**Tasks for this exercise:**
[1] Summarize the mailing list reply on CEP-15 transaction syntax below in two sentences.
[2] Translate into French the following sentence from the CEP-15 reply below: "In CQLSH you have no idea if anything happened unless you select from the tables and look for changes."

** start of Text passage **

Re: CEP-15 multi key transaction syntax

Patrick McFadin Wed, 21 Sep 2022 12:56:40 -0700

I'm also working on different use cases and syntax for Accord :D

I'm +1 on this change and leaving the door open for maybe a few more as we
test this out. It needs to be functionally useful for developers in v1, and
I think it's worth the changes to get it right.


One other thing Caleb and I have been discussing is how, when running a
transaction, the statement returns with no message. In CQLSH you have no
idea if anything happened unless you select from the tables and look for
changes. Even something like LWT adds with "applied=true|false"

Patrick

On Wed, Sep 21, 2022 at 12:42 PM David Capwell <[email protected]> wrote:

> Caleb is making great progress on this, and I have been working on CQL
> fuzz testing the new grammar to make sure we flesh out cases quickly; one
> thing we hit was about mixing conditional and non-conditional updates; will
> use a example to better show
>
> BEGIN TRANSACTION
>   LET a = (SELECT * FROM ….);
>   IF a IS NOT NULL THEN
>     UPDATE …;
>   END IF
>   INSERT INTO ...

** end of Text passage **
** start of Stored data **

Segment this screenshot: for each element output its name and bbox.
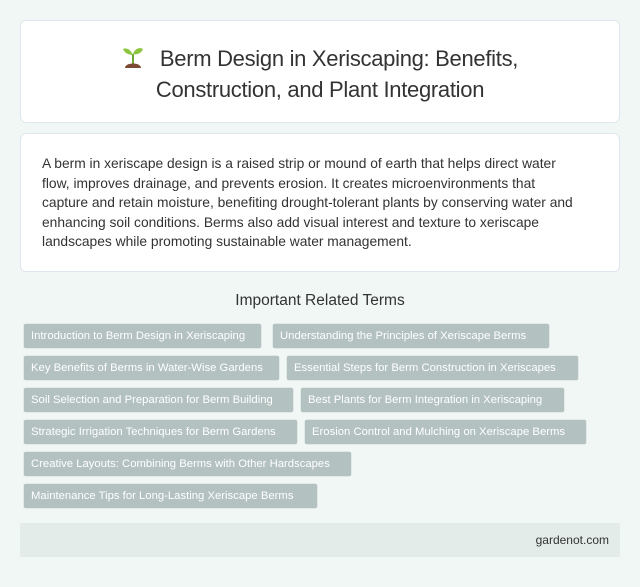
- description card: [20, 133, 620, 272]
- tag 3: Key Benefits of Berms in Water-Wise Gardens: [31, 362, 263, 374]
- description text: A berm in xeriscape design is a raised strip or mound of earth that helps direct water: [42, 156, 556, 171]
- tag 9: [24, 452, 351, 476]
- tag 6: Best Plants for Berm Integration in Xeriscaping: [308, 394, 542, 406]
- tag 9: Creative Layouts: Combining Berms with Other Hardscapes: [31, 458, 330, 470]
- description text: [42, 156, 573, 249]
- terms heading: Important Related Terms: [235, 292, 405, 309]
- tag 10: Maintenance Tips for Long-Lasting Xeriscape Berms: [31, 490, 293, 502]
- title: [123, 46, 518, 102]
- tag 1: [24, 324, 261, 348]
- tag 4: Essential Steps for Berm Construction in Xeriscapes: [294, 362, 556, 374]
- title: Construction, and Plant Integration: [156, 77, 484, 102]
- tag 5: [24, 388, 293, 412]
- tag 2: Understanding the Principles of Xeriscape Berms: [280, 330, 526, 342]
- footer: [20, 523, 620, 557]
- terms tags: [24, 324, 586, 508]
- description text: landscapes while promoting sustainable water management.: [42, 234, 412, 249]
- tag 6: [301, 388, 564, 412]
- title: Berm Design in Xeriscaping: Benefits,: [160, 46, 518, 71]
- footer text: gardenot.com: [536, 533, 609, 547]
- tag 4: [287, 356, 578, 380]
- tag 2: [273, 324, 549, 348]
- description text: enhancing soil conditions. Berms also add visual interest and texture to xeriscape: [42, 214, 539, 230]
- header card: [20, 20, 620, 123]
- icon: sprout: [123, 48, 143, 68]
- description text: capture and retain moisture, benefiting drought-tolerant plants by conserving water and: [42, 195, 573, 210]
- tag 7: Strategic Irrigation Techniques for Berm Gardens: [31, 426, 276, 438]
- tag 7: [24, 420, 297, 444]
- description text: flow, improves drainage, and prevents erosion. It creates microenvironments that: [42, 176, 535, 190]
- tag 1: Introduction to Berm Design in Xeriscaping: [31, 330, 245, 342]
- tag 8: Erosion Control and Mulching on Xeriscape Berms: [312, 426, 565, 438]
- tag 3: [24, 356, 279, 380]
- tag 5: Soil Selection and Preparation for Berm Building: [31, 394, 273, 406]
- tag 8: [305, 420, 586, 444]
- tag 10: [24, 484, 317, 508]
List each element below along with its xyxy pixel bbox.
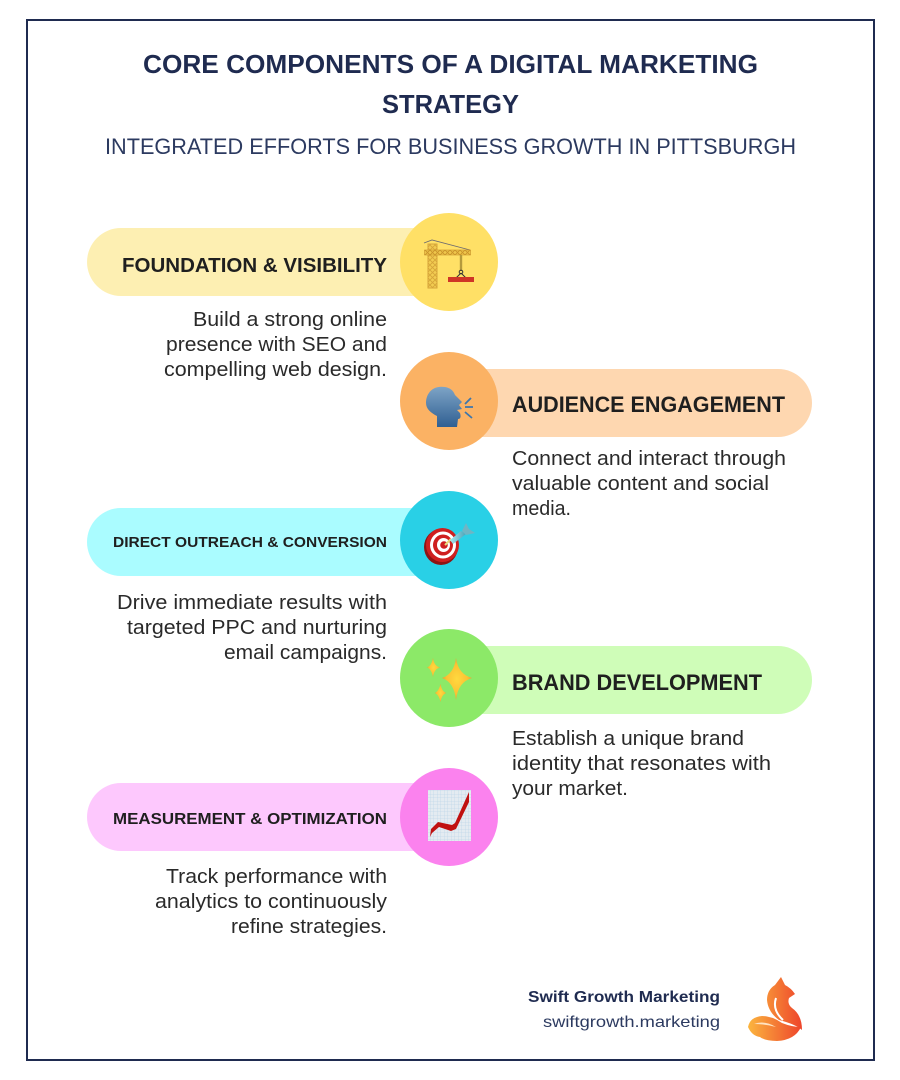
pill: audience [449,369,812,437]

** end of Stored data **

**Replies:**
[1] The writer supports the proposed syntax change, is open to a few more changes during testing, and holds that the feature must be functionally useful for developers in v1. The writer also notes that a transaction statement returns no message, so in CQLSH one cannot tell whether anything happened without selecting from the tables, whereas LWT reports "applied=true|false".

[2] Dans CQLSH, vous ne savez absolument pas si quelque chose s'est produit, à moins de sélectionner des données dans les tables et d'y rechercher des changements.